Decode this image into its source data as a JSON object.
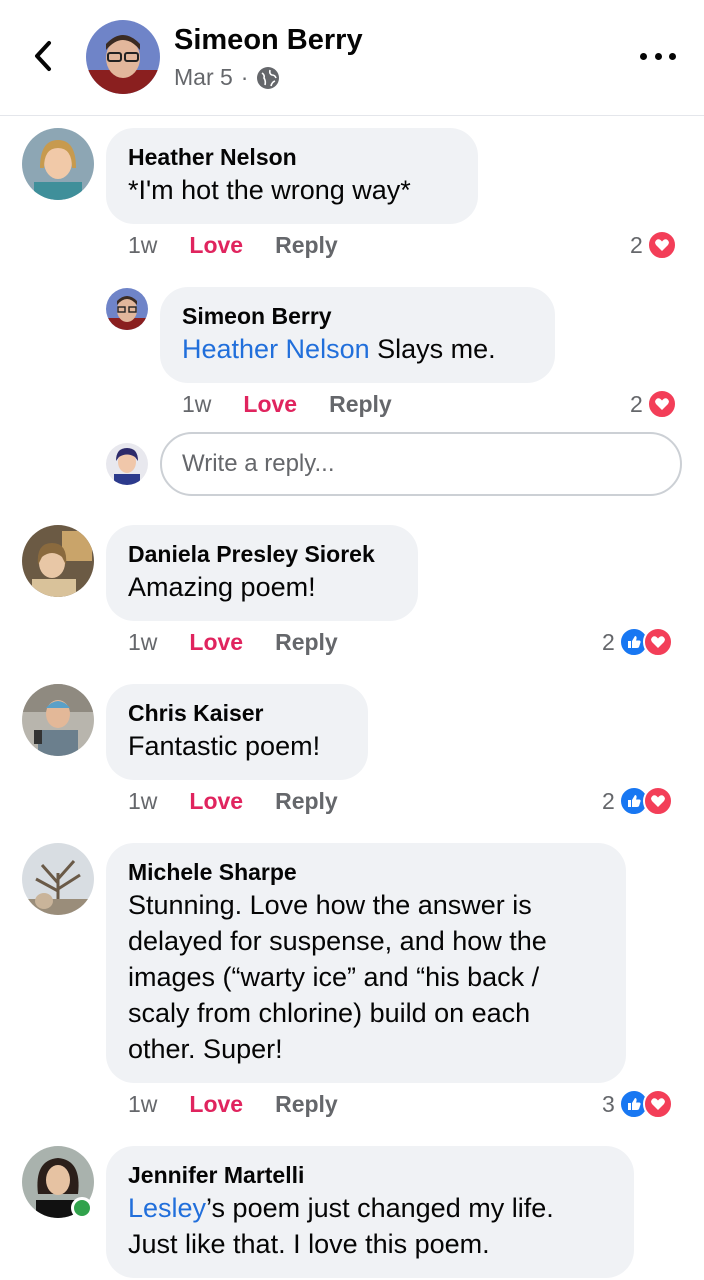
{
  "header": {
    "name": "Simeon Berry",
    "date": "Mar 5",
    "separator": "·"
  },
  "comments": [
    {
      "name": "Heather Nelson",
      "text": "*I'm hot the wrong way*",
      "time": "1w",
      "love": "Love",
      "reply": "Reply",
      "reaction_count": "2"
    },
    {
      "name": "Simeon Berry",
      "mention": "Heather Nelson",
      "text": " Slays me.",
      "time": "1w",
      "love": "Love",
      "reply": "Reply",
      "reaction_count": "2"
    },
    {
      "name": "Daniela Presley Siorek",
      "text": "Amazing poem!",
      "time": "1w",
      "love": "Love",
      "reply": "Reply",
      "reaction_count": "2"
    },
    {
      "name": "Chris Kaiser",
      "text": "Fantastic poem!",
      "time": "1w",
      "love": "Love",
      "reply": "Reply",
      "reaction_count": "2"
    },
    {
      "name": "Michele Sharpe",
      "text_lines": [
        "Stunning. Love how the answer is",
        "delayed for suspense, and how the",
        "images (“warty ice” and “his back /",
        "scaly from chlorine) build on each",
        "other. Super!"
      ],
      "time": "1w",
      "love": "Love",
      "reply": "Reply",
      "reaction_count": "3"
    },
    {
      "name": "Jennifer Martelli",
      "mention": "Lesley",
      "text_line1": "’s poem just changed my life.",
      "text_line2": "Just like that. I love this poem."
    }
  ],
  "reply_input": {
    "placeholder": "Write a reply..."
  },
  "colors": {
    "love": "#e0245e",
    "mention": "#216fdb",
    "like": "#1877f2",
    "heart": "#f33e58",
    "bubble": "#f0f2f5",
    "online": "#31a24c"
  }
}
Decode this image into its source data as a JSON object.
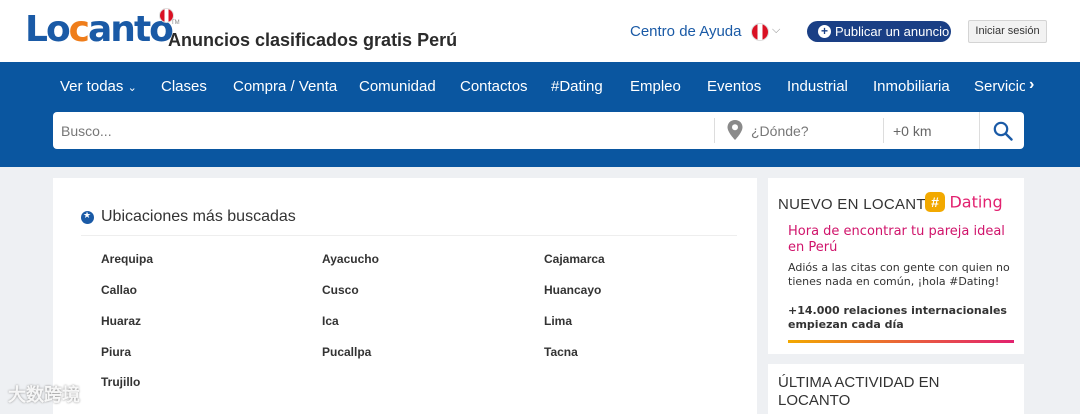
{
  "header": {
    "logo_lo": "Lo",
    "logo_c": "c",
    "logo_anto": "anto",
    "logo_tm": "TM",
    "site_title": "Anuncios clasificados gratis Perú",
    "help_link": "Centro de Ayuda",
    "publish_label": "Publicar un anuncio",
    "login_label": "Iniciar sesión"
  },
  "nav": {
    "items": [
      "Ver todas",
      "Clases",
      "Compra / Venta",
      "Comunidad",
      "Contactos",
      "#Dating",
      "Empleo",
      "Eventos",
      "Industrial",
      "Inmobiliaria",
      "Servicios"
    ],
    "ver_todas_chevron": "⌄"
  },
  "search": {
    "query_placeholder": "Busco...",
    "where_placeholder": "¿Dónde?",
    "radius": "+0 km"
  },
  "locations": {
    "title": "Ubicaciones más buscadas",
    "cities": [
      "Arequipa",
      "Ayacucho",
      "Cajamarca",
      "Callao",
      "Cusco",
      "Huancayo",
      "Huaraz",
      "Ica",
      "Lima",
      "Piura",
      "Pucallpa",
      "Tacna",
      "Trujillo"
    ]
  },
  "dating_promo": {
    "nuevo": "NUEVO EN LOCANTO",
    "logo_hash": "#",
    "logo_word": "Dating",
    "headline": "Hora de encontrar tu pareja ideal en Perú",
    "description": "Adiós a las citas con gente con quien no tienes nada en común, ¡hola #Dating!",
    "stats": "+14.000 relaciones internacionales empiezan cada día"
  },
  "activity": {
    "title": "ÚLTIMA ACTIVIDAD EN LOCANTO"
  },
  "watermark": "大数跨境",
  "colors": {
    "brand_blue": "#0a56a0",
    "logo_blue": "#1a5aa6",
    "logo_orange": "#ef7d1a",
    "publish_button": "#1a3f85",
    "dating_pink": "#e2216f",
    "dating_yellow": "#f2a900"
  }
}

.....

▶ [Exercise objective]
Quote the entries above word for word. Leave the images out.

▶ [Exercise output]
Decode this image into its source data as a JSON object.
{
  "header": {
    "name": "Simeon Berry",
    "date": "Mar 5",
    "separator": "·"
  },
  "comments": [
    {
      "name": "Heather Nelson",
      "text": "*I'm hot the wrong way*",
      "time": "1w",
      "love": "Love",
      "reply": "Reply",
      "reaction_count": "2"
    },
    {
      "name": "Simeon Berry",
      "mention": "Heather Nelson",
      "text": " Slays me.",
      "time": "1w",
      "love": "Love",
      "reply": "Reply",
      "reaction_count": "2"
    },
    {
      "name": "Daniela Presley Siorek",
      "text": "Amazing poem!",
      "time": "1w",
      "love": "Love",
      "reply": "Reply",
      "reaction_count": "2"
    },
    {
      "name": "Chris Kaiser",
      "text": "Fantastic poem!",
      "time": "1w",
      "love": "Love",
      "reply": "Reply",
      "reaction_count": "2"
    },
    {
      "name": "Michele Sharpe",
      "text_lines": [
        "Stunning. Love how the answer is",
        "delayed for suspense, and how the",
        "images (“warty ice” and “his back /",
        "scaly from chlorine) build on each",
        "other. Super!"
      ],
      "time": "1w",
      "love": "Love",
      "reply": "Reply",
      "reaction_count": "3"
    },
    {
      "name": "Jennifer Martelli",
      "mention": "Lesley",
      "text_line1": "’s poem just changed my life.",
      "text_line2": "Just like that. I love this poem."
    }
  ],
  "reply_input": {
    "placeholder": "Write a reply..."
  },
  "colors": {
    "love": "#e0245e",
    "mention": "#216fdb",
    "like": "#1877f2",
    "heart": "#f33e58",
    "bubble": "#f0f2f5",
    "online": "#31a24c"
  }
}
Decode this image into its source data as a JSON object.
{
  "header": {
    "logo_lo": "Lo",
    "logo_c": "c",
    "logo_anto": "anto",
    "logo_tm": "TM",
    "site_title": "Anuncios clasificados gratis Perú",
    "help_link": "Centro de Ayuda",
    "publish_label": "Publicar un anuncio",
    "login_label": "Iniciar sesión"
  },
  "nav": {
    "items": [
      "Ver todas",
      "Clases",
      "Compra / Venta",
      "Comunidad",
      "Contactos",
      "#Dating",
      "Empleo",
      "Eventos",
      "Industrial",
      "Inmobiliaria",
      "Servicios"
    ],
    "ver_todas_chevron": "⌄"
  },
  "search": {
    "query_placeholder": "Busco...",
    "where_placeholder": "¿Dónde?",
    "radius": "+0 km"
  },
  "locations": {
    "title": "Ubicaciones más buscadas",
    "cities": [
      "Arequipa",
      "Ayacucho",
      "Cajamarca",
      "Callao",
      "Cusco",
      "Huancayo",
      "Huaraz",
      "Ica",
      "Lima",
      "Piura",
      "Pucallpa",
      "Tacna",
      "Trujillo"
    ]
  },
  "dating_promo": {
    "nuevo": "NUEVO EN LOCANTO",
    "logo_hash": "#",
    "logo_word": "Dating",
    "headline": "Hora de encontrar tu pareja ideal en Perú",
    "description": "Adiós a las citas con gente con quien no tienes nada en común, ¡hola #Dating!",
    "stats": "+14.000 relaciones internacionales empiezan cada día"
  },
  "activity": {
    "title": "ÚLTIMA ACTIVIDAD EN LOCANTO"
  },
  "watermark": "大数跨境",
  "colors": {
    "brand_blue": "#0a56a0",
    "logo_blue": "#1a5aa6",
    "logo_orange": "#ef7d1a",
    "publish_button": "#1a3f85",
    "dating_pink": "#e2216f",
    "dating_yellow": "#f2a900"
  }
}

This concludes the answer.